The listing must be reproduced in full, exactly as it stands.

Material shown ->
--------------------

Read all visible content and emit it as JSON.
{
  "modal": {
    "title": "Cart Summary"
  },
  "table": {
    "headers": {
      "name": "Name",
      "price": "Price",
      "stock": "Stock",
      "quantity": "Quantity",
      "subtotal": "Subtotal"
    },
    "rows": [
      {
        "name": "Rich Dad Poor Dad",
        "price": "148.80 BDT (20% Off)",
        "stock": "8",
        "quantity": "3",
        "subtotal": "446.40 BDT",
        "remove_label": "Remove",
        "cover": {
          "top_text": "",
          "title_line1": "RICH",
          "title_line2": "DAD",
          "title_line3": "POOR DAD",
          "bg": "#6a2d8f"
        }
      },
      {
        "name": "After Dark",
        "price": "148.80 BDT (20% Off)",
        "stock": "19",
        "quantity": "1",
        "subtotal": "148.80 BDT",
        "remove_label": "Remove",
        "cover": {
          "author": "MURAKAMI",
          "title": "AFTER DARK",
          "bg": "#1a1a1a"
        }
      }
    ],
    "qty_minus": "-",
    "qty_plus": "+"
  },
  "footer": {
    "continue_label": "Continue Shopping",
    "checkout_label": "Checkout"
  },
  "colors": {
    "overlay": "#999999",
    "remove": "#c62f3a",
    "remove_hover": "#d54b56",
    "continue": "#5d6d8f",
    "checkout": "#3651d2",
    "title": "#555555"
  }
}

--------------------

Task result ->
Read all visible content and emit it as JSON.
{
  "modal": {
    "title": "Cart Summary"
  },
  "table": {
    "headers": {
      "name": "Name",
      "price": "Price",
      "stock": "Stock",
      "quantity": "Quantity",
      "subtotal": "Subtotal"
    },
    "rows": [
      {
        "name": "Rich Dad Poor Dad",
        "price": "148.80 BDT (20% Off)",
        "stock": "8",
        "quantity": "3",
        "subtotal": "446.40 BDT",
        "remove_label": "Remove",
        "cover": {
          "top_text": "",
          "title_line1": "RICH",
          "title_line2": "DAD",
          "title_line3": "POOR DAD",
          "bg": "#6a2d8f"
        }
      },
      {
        "name": "After Dark",
        "price": "148.80 BDT (20% Off)",
        "stock": "19",
        "quantity": "1",
        "subtotal": "148.80 BDT",
        "remove_label": "Remove",
        "cover": {
          "author": "MURAKAMI",
          "title": "AFTER DARK",
          "bg": "#1a1a1a"
        }
      }
    ],
    "qty_minus": "-",
    "qty_plus": "+"
  },
  "footer": {
    "continue_label": "Continue Shopping",
    "checkout_label": "Checkout"
  },
  "colors": {
    "overlay": "#999999",
    "remove": "#c62f3a",
    "remove_hover": "#d54b56",
    "continue": "#5d6d8f",
    "checkout": "#3651d2",
    "title": "#555555"
  }
}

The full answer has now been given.